Listed entries
= = = = = = =
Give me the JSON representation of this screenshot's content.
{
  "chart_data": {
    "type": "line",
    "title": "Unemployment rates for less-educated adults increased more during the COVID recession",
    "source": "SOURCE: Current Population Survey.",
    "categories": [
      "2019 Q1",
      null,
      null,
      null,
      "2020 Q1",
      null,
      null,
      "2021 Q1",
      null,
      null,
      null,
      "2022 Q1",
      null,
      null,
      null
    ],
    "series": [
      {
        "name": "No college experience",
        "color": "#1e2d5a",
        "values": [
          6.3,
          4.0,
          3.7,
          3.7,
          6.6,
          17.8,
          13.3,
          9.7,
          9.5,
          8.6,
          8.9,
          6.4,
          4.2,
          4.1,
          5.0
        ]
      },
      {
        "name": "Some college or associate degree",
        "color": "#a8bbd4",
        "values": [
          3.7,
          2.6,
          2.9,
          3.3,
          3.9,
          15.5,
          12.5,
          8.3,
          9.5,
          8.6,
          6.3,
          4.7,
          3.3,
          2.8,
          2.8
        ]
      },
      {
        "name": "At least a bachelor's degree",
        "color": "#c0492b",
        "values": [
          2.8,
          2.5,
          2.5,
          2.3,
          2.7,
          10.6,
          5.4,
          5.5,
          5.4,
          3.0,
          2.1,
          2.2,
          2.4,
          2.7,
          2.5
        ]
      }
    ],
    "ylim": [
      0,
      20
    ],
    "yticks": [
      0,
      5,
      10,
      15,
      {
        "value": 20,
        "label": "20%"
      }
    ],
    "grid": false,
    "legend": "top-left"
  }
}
= = = = = = =
Exercise instructions
Restate the listing in full, word for word.

Full response
Give me the JSON representation of this screenshot's content.
{
  "chart_data": {
    "type": "line",
    "title": "Unemployment rates for less-educated adults increased more during the COVID recession",
    "source": "SOURCE: Current Population Survey.",
    "categories": [
      "2019 Q1",
      null,
      null,
      null,
      "2020 Q1",
      null,
      null,
      "2021 Q1",
      null,
      null,
      null,
      "2022 Q1",
      null,
      null,
      null
    ],
    "series": [
      {
        "name": "No college experience",
        "color": "#1e2d5a",
        "values": [
          6.3,
          4.0,
          3.7,
          3.7,
          6.6,
          17.8,
          13.3,
          9.7,
          9.5,
          8.6,
          8.9,
          6.4,
          4.2,
          4.1,
          5.0
        ]
      },
      {
        "name": "Some college or associate degree",
        "color": "#a8bbd4",
        "values": [
          3.7,
          2.6,
          2.9,
          3.3,
          3.9,
          15.5,
          12.5,
          8.3,
          9.5,
          8.6,
          6.3,
          4.7,
          3.3,
          2.8,
          2.8
        ]
      },
      {
        "name": "At least a bachelor's degree",
        "color": "#c0492b",
        "values": [
          2.8,
          2.5,
          2.5,
          2.3,
          2.7,
          10.6,
          5.4,
          5.5,
          5.4,
          3.0,
          2.1,
          2.2,
          2.4,
          2.7,
          2.5
        ]
      }
    ],
    "ylim": [
      0,
      20
    ],
    "yticks": [
      0,
      5,
      10,
      15,
      {
        "value": 20,
        "label": "20%"
      }
    ],
    "grid": false,
    "legend": "top-left"
  }
}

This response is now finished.